------ PROVIDED RECORDS ------

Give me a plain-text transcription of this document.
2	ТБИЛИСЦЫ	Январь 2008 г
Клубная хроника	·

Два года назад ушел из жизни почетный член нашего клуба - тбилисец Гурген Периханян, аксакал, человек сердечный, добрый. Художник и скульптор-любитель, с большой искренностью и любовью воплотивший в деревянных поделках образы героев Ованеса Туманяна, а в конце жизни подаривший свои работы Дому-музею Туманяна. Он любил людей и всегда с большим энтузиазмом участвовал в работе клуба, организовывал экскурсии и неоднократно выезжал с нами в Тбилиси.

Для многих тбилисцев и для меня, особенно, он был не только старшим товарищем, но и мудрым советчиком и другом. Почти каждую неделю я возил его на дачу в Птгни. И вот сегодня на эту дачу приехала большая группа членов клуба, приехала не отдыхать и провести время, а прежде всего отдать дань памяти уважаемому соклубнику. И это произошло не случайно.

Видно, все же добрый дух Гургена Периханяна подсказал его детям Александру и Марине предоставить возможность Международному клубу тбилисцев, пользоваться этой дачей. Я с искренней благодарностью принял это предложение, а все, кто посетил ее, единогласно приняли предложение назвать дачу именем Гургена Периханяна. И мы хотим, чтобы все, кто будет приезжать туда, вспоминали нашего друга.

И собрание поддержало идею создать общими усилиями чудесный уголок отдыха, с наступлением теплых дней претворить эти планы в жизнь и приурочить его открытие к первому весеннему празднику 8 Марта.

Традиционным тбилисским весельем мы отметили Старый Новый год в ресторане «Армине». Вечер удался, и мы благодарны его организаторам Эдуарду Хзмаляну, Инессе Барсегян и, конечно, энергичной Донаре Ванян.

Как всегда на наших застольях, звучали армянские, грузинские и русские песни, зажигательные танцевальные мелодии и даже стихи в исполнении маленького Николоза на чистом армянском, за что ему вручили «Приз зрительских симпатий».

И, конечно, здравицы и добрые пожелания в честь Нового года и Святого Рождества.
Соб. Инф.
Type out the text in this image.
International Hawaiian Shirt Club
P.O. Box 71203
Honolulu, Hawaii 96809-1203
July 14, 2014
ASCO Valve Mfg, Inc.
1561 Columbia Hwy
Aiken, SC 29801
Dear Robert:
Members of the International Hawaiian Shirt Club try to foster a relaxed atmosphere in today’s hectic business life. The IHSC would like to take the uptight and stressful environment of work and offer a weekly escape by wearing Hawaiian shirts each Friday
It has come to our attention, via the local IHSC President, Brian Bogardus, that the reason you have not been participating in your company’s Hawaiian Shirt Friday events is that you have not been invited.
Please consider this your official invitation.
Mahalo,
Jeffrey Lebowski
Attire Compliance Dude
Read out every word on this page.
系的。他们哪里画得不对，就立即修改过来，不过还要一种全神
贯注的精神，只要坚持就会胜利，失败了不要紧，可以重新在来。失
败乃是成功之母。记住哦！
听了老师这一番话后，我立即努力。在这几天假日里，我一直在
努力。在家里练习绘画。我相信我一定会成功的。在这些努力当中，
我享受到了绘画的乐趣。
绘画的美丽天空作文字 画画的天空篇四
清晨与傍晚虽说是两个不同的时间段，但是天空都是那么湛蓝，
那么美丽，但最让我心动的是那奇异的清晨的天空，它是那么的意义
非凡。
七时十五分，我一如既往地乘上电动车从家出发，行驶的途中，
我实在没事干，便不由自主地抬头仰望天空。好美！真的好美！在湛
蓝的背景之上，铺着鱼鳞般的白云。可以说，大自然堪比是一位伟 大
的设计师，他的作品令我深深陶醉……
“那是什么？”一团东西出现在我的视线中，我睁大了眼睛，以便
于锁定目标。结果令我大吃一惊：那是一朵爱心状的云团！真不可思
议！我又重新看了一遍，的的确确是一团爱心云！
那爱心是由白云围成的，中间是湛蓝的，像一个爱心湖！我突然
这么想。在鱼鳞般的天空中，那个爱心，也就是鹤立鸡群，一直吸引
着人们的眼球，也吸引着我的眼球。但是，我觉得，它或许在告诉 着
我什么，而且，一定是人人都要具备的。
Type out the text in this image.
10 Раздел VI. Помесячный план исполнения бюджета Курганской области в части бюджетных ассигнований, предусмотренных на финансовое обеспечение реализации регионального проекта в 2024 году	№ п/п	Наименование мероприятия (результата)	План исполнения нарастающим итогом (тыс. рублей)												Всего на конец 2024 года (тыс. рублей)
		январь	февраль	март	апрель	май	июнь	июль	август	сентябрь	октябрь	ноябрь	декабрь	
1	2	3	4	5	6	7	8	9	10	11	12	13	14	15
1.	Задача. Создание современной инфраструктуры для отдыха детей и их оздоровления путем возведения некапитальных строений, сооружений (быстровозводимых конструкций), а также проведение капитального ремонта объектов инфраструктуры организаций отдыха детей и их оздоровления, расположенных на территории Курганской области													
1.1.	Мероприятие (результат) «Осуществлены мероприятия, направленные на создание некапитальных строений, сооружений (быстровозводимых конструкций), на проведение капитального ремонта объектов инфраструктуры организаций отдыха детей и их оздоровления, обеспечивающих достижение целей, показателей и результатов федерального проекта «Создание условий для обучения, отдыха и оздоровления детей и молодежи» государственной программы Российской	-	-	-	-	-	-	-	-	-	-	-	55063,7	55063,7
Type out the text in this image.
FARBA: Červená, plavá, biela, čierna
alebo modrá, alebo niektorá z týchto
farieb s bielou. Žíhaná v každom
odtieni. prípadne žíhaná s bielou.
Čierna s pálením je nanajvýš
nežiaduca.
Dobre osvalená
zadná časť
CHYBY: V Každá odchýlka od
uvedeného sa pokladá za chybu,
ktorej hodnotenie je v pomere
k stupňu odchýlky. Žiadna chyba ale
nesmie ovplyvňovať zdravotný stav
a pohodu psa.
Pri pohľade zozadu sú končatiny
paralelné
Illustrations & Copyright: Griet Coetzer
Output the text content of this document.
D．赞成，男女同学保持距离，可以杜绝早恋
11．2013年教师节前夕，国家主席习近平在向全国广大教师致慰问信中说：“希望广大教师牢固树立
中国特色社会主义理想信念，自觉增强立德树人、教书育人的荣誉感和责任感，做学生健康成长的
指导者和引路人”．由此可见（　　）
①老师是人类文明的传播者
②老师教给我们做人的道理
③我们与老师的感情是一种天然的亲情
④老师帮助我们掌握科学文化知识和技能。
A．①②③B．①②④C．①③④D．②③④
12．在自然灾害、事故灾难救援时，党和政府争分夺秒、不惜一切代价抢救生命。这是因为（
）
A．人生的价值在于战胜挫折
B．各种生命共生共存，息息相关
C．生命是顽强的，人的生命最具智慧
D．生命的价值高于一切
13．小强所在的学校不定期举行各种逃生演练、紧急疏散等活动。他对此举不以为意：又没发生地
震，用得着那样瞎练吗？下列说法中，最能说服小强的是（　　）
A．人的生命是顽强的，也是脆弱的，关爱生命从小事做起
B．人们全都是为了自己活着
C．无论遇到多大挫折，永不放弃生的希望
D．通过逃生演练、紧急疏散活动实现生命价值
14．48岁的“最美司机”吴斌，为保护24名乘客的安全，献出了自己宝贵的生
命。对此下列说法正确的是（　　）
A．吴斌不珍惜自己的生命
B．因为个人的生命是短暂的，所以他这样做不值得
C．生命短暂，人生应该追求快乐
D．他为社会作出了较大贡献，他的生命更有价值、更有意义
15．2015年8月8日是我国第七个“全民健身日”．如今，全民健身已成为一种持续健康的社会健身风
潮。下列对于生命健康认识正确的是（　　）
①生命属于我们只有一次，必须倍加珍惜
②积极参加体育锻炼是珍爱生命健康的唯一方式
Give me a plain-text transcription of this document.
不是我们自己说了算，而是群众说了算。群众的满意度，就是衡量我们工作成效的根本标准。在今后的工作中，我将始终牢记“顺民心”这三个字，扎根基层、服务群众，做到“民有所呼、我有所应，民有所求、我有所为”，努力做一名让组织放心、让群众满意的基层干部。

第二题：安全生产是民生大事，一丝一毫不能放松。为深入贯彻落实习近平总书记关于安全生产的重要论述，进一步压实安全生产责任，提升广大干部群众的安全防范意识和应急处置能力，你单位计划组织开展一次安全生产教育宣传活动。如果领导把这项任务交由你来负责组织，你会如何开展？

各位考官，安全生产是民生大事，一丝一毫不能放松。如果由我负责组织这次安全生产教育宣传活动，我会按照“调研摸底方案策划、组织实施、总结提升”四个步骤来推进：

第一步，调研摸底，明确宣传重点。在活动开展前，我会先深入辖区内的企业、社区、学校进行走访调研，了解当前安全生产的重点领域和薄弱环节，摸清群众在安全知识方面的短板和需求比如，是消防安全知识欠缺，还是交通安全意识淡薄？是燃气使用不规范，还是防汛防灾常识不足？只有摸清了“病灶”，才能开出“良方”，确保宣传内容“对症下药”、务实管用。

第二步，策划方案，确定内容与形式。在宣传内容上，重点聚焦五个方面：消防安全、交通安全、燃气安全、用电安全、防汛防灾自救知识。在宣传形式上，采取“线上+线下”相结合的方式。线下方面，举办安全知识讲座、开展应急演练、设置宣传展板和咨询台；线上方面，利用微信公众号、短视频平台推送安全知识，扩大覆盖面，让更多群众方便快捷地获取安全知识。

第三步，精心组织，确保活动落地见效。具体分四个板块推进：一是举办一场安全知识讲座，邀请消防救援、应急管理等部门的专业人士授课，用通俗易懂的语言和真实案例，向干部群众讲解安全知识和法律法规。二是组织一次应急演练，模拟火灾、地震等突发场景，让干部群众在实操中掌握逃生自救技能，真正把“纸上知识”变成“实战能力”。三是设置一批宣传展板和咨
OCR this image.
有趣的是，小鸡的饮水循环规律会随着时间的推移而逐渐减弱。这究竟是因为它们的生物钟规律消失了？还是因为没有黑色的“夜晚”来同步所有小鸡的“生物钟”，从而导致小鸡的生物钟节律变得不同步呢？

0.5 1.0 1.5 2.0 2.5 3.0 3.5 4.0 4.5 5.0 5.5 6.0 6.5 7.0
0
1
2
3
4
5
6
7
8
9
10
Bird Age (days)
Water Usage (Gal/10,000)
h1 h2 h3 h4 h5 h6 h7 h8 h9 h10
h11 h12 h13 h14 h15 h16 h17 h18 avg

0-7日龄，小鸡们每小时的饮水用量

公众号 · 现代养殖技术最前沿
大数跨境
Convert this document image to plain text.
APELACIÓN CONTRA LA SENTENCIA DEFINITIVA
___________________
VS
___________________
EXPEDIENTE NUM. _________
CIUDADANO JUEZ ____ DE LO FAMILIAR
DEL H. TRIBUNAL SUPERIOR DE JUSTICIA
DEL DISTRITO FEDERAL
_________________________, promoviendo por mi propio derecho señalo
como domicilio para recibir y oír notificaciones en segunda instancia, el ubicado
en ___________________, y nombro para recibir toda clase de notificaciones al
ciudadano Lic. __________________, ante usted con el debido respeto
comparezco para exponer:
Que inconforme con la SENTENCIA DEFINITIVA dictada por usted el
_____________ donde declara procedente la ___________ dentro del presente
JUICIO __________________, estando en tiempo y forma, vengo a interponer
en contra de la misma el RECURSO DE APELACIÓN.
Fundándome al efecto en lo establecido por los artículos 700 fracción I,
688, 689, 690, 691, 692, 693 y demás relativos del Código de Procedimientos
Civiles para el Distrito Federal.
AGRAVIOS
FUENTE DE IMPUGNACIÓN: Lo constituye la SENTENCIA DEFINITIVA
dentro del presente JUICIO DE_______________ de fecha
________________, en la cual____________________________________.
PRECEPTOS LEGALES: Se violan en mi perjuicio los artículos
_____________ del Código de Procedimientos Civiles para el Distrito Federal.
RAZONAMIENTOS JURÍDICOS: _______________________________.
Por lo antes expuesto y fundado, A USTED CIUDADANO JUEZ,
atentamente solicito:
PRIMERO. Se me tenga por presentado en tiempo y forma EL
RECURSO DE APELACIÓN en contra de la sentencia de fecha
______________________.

------

▸ THE TASK:
Select every line of the records holding the string "конструкций".

▸ WRITTEN RESPONSE:
1.	Задача. Создание современной инфраструктуры для отдыха детей и их оздоровления путем возведения некапитальных строений, сооружений (быстровозводимых конструкций), а также проведение капитального ремонта объектов инфраструктуры организаций отдыха детей и их оздоровления, расположенных на территории Курганской области													
1.1.	Мероприятие (результат) «Осуществлены мероприятия, направленные на создание некапитальных строений, сооружений (быстровозводимых конструкций), на проведение капитального ремонта объектов инфраструктуры организаций отдыха детей и их оздоровления, обеспечивающих достижение целей, показателей и результатов федерального проекта «Создание условий для обучения, отдыха и оздоровления детей и молодежи» государственной программы Российской	-	-	-	-	-	-	-	-	-	-	-	55063,7	55063,7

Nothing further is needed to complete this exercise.